======== Input rows

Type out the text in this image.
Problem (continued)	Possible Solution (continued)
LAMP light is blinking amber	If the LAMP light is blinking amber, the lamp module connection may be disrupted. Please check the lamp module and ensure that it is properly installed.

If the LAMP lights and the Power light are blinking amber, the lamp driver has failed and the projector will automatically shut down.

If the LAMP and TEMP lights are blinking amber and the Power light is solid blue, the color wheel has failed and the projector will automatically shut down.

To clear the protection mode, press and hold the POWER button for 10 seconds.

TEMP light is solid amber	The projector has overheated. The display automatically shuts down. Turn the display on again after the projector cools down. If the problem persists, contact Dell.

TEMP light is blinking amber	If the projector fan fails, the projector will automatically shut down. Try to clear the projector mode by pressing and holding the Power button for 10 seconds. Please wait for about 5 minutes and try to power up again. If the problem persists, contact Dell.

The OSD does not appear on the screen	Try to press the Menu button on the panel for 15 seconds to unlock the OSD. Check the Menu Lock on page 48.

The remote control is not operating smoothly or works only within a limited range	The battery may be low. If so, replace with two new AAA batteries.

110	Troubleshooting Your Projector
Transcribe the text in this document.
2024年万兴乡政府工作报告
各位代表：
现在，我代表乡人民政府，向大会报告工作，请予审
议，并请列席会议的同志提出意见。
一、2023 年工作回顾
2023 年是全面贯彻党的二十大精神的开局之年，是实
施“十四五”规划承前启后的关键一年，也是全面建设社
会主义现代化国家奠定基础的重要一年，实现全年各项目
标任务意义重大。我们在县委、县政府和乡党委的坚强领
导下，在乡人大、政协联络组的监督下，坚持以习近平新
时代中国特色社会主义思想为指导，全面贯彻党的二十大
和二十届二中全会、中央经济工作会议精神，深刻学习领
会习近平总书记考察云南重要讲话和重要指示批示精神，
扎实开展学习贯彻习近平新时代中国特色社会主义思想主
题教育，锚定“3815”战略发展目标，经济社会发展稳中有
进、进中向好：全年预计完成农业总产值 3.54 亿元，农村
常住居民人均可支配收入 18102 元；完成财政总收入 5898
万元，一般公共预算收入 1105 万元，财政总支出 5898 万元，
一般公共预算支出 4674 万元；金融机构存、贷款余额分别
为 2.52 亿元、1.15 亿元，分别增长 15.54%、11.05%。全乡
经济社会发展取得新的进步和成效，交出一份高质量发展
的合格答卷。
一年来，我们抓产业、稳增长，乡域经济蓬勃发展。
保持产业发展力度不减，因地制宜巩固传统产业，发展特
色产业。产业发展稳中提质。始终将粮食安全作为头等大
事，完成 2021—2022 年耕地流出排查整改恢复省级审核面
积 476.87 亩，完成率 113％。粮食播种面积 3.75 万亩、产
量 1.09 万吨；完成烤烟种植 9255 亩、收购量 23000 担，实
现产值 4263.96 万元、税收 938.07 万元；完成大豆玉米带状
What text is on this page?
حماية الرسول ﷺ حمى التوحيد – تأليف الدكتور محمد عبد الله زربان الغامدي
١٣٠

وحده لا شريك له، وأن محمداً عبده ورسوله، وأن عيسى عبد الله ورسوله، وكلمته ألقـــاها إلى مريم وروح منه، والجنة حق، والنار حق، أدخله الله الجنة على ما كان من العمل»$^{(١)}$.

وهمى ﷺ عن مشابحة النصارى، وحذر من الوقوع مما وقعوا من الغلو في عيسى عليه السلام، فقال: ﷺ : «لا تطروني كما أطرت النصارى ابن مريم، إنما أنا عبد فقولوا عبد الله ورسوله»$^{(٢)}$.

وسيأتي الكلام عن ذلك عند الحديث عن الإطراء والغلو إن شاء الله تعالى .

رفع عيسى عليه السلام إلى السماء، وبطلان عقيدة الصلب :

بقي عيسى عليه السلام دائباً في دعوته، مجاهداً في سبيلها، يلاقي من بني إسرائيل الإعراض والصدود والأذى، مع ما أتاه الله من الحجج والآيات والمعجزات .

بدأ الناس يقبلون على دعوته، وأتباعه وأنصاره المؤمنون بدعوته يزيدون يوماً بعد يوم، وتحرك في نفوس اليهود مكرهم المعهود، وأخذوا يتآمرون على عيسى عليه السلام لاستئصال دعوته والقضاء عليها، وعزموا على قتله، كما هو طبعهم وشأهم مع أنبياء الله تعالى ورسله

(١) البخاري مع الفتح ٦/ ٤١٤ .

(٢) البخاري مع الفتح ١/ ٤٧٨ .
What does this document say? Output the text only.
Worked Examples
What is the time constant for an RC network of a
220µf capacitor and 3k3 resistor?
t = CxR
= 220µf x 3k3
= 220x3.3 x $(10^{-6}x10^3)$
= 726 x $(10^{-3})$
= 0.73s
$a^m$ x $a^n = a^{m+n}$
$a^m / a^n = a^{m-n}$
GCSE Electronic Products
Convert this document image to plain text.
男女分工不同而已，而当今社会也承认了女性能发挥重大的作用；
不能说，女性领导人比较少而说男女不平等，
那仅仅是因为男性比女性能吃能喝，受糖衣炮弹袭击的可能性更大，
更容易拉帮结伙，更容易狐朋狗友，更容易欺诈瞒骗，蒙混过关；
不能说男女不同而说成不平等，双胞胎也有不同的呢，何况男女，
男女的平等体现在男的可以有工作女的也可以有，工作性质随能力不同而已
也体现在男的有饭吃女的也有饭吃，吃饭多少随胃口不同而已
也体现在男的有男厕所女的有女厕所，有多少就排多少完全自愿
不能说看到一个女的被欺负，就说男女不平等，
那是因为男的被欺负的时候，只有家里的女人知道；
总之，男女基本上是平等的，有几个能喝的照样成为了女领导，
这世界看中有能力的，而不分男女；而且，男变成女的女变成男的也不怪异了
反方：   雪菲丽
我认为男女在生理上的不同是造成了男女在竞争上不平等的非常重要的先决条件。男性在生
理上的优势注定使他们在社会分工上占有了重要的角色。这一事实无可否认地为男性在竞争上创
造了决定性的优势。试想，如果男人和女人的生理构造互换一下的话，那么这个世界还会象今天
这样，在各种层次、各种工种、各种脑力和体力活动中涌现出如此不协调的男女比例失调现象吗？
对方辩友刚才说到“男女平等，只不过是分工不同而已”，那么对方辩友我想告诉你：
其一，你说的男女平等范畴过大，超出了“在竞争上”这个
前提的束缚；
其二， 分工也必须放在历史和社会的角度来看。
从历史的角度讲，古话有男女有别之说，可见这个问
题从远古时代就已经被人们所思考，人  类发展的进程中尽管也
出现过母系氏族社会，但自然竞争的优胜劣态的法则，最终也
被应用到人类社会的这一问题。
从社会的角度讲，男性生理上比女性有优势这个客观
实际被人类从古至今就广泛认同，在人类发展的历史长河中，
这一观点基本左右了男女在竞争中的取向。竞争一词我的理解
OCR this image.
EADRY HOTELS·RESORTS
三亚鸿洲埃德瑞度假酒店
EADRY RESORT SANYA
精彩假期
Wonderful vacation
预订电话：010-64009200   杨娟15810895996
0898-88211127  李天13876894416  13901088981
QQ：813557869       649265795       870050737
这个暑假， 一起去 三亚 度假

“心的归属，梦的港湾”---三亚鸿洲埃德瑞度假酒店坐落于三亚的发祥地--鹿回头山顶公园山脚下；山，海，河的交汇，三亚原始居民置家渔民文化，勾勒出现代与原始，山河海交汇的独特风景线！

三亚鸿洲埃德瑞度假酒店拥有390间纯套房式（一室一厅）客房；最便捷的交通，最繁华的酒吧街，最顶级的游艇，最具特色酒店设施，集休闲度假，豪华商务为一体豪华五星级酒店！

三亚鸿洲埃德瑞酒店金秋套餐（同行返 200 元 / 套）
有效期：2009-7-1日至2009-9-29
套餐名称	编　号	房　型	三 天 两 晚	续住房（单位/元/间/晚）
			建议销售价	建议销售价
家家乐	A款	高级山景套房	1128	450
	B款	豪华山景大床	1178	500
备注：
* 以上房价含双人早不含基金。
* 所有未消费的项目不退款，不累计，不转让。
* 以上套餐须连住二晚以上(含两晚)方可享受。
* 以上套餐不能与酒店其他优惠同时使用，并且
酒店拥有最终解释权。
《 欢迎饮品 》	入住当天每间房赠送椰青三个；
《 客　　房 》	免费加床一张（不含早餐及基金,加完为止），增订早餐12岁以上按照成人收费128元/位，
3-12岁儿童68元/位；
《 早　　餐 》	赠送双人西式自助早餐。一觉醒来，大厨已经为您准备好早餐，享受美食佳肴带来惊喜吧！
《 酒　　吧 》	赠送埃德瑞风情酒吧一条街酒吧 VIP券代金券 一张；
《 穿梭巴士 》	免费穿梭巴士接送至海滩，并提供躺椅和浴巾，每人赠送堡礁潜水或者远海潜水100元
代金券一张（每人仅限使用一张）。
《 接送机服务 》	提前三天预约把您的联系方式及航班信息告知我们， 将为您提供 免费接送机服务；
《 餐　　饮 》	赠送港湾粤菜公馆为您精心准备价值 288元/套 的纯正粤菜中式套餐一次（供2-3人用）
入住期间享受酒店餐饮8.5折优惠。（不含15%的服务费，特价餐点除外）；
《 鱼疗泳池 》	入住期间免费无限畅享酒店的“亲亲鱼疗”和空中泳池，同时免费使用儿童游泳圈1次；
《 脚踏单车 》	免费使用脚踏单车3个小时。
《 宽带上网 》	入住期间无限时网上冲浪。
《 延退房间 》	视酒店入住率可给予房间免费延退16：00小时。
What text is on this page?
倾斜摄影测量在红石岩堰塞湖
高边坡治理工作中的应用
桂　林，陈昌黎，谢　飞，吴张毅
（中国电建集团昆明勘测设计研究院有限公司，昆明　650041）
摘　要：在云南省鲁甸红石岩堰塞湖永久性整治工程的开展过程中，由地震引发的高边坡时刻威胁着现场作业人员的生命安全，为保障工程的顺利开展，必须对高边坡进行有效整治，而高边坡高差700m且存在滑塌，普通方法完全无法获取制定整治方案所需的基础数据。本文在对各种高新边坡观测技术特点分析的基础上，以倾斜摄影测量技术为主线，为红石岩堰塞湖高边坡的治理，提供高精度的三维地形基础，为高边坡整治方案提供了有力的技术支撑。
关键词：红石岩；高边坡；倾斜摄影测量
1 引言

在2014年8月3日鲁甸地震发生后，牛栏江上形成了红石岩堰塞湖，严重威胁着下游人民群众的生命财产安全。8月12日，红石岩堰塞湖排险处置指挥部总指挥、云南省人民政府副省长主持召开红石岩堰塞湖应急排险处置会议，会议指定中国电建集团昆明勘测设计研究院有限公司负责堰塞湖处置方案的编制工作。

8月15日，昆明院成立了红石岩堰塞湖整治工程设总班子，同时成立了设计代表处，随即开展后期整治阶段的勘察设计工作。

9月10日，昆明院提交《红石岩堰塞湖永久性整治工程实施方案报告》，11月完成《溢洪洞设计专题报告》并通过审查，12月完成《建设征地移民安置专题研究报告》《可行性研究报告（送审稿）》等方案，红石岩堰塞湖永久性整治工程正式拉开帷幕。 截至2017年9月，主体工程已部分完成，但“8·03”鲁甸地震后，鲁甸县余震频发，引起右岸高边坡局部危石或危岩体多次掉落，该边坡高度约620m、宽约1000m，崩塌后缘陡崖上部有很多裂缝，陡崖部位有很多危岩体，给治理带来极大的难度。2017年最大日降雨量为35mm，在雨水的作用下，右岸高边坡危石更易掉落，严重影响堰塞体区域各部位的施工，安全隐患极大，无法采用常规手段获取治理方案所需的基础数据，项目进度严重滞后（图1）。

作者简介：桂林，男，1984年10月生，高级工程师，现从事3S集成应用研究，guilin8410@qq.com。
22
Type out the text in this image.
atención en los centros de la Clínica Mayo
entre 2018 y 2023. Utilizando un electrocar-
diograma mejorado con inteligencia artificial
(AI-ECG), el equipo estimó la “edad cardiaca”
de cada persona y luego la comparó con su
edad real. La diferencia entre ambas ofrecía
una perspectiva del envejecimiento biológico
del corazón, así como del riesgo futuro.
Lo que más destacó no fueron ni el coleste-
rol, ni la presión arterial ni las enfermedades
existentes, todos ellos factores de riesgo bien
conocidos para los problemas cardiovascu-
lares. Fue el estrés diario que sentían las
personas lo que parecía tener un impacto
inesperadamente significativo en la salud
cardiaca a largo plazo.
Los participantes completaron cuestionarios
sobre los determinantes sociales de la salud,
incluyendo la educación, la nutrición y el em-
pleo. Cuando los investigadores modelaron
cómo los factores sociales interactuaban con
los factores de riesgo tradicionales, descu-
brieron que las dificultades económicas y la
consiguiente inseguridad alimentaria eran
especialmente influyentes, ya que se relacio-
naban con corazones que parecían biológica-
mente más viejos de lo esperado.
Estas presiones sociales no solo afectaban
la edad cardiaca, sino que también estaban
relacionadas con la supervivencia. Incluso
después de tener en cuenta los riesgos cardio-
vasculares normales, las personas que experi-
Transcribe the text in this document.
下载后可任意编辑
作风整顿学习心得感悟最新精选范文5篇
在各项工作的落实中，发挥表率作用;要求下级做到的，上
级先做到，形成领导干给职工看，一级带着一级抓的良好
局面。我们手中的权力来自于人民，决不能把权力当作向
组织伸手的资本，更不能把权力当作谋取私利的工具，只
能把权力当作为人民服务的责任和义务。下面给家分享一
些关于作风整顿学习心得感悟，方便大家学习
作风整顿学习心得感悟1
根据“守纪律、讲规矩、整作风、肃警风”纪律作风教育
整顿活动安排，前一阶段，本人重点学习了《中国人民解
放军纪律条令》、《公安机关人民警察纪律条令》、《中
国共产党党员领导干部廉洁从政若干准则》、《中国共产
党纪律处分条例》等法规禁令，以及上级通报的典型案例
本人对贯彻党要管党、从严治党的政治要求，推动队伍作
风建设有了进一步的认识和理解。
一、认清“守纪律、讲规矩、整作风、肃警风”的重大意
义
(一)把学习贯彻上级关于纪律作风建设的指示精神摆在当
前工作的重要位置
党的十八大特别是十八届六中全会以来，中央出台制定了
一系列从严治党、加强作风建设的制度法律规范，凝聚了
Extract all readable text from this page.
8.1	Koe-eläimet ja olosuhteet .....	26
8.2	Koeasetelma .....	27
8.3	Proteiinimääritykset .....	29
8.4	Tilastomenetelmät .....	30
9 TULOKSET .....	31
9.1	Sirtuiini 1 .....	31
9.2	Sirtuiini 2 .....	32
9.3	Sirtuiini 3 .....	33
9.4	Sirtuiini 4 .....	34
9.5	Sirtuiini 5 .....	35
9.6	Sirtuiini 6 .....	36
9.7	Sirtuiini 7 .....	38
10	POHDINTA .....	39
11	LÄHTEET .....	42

================

**Given request:**
Among the lines of the material, find those that hold the word "Dell" and copy them.

**Expected output:**
TEMP light is solid amber	The projector has overheated. The display automatically shuts down. Turn the display on again after the projector cools down. If the problem persists, contact Dell.
TEMP light is blinking amber	If the projector fan fails, the projector will automatically shut down. Try to clear the projector mode by pressing and holding the Power button for 10 seconds. Please wait for about 5 minutes and try to power up again. If the problem persists, contact Dell.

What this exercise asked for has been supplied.